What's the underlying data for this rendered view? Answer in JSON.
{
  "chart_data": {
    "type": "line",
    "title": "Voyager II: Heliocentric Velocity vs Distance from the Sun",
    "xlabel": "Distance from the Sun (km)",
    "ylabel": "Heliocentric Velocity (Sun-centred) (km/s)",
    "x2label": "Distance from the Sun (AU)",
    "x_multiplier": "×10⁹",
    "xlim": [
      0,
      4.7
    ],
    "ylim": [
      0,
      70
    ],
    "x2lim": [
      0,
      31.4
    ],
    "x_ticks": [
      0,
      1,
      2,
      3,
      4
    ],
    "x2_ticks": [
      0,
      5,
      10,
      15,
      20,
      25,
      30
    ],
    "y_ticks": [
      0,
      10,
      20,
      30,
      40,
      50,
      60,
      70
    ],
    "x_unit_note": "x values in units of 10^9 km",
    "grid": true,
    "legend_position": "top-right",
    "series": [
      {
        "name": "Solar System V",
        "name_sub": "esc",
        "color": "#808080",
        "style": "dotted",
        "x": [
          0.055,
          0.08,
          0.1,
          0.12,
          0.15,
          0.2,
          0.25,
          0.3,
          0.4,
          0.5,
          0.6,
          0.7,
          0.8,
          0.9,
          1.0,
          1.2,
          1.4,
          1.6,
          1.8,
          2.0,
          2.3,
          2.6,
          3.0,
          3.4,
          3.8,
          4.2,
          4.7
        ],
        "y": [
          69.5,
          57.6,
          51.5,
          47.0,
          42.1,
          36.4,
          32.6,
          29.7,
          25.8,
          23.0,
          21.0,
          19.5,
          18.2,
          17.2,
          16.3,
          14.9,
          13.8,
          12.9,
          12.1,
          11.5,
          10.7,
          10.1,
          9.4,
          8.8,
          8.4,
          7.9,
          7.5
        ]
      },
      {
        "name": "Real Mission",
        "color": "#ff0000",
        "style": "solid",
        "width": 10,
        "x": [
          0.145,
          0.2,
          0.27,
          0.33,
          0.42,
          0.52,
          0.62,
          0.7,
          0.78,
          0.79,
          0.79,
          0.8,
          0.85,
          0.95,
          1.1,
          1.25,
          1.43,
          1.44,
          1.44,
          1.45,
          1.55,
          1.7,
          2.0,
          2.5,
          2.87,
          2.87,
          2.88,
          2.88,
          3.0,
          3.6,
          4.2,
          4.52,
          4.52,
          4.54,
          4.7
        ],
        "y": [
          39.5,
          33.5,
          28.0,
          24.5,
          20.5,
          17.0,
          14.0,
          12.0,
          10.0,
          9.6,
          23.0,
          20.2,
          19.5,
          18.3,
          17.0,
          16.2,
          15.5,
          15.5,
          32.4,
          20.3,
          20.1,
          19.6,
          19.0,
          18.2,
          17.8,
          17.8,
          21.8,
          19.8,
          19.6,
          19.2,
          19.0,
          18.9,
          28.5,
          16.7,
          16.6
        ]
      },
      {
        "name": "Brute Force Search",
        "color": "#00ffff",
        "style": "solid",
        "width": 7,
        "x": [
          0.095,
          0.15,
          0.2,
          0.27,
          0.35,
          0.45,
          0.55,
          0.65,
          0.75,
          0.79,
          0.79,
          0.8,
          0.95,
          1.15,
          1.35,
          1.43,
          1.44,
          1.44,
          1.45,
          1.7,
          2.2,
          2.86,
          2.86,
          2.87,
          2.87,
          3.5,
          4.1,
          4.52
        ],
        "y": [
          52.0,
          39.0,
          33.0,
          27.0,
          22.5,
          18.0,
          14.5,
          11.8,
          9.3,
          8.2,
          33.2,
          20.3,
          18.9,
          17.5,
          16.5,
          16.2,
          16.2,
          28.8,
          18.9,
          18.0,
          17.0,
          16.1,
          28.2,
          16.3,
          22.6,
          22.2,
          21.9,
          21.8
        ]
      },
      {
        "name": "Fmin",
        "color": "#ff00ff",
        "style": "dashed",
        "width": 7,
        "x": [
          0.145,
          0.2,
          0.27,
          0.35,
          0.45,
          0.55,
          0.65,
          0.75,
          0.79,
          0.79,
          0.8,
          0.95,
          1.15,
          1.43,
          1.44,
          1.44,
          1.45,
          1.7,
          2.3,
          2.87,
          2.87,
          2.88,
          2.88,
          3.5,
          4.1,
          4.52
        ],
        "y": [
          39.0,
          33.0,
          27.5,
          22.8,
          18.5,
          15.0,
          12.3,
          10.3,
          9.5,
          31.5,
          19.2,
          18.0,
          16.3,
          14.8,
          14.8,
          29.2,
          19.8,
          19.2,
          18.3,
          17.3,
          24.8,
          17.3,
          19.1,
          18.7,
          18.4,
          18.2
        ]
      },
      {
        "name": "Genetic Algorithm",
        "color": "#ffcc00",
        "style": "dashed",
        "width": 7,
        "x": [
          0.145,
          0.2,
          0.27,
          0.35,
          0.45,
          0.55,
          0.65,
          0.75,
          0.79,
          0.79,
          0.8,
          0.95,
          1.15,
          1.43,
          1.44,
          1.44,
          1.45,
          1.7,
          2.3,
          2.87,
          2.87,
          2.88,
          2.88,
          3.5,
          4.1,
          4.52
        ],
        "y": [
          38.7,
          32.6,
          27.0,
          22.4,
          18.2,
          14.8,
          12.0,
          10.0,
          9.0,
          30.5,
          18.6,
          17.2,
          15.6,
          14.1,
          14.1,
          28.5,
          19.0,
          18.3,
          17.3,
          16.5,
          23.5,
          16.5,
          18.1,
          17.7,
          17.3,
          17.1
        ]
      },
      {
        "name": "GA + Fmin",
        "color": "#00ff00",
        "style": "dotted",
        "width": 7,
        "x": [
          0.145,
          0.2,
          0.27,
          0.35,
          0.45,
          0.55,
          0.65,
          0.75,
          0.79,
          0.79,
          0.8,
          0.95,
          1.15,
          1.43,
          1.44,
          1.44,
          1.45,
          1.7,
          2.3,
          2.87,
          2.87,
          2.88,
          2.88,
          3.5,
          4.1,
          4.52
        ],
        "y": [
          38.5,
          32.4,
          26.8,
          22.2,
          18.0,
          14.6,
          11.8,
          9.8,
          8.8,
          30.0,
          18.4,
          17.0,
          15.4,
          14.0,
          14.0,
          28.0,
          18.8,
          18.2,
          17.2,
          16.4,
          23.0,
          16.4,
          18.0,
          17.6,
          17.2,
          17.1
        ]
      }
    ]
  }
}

§

◆ **Task directions**:
Search the listing for the word "color". Copy every line in which it occurs.

◆ **Task answer**:
        "color": "#808080",
        "color": "#ff0000",
        "color": "#00ffff",
        "color": "#ff00ff",
        "color": "#ffcc00",
        "color": "#00ff00",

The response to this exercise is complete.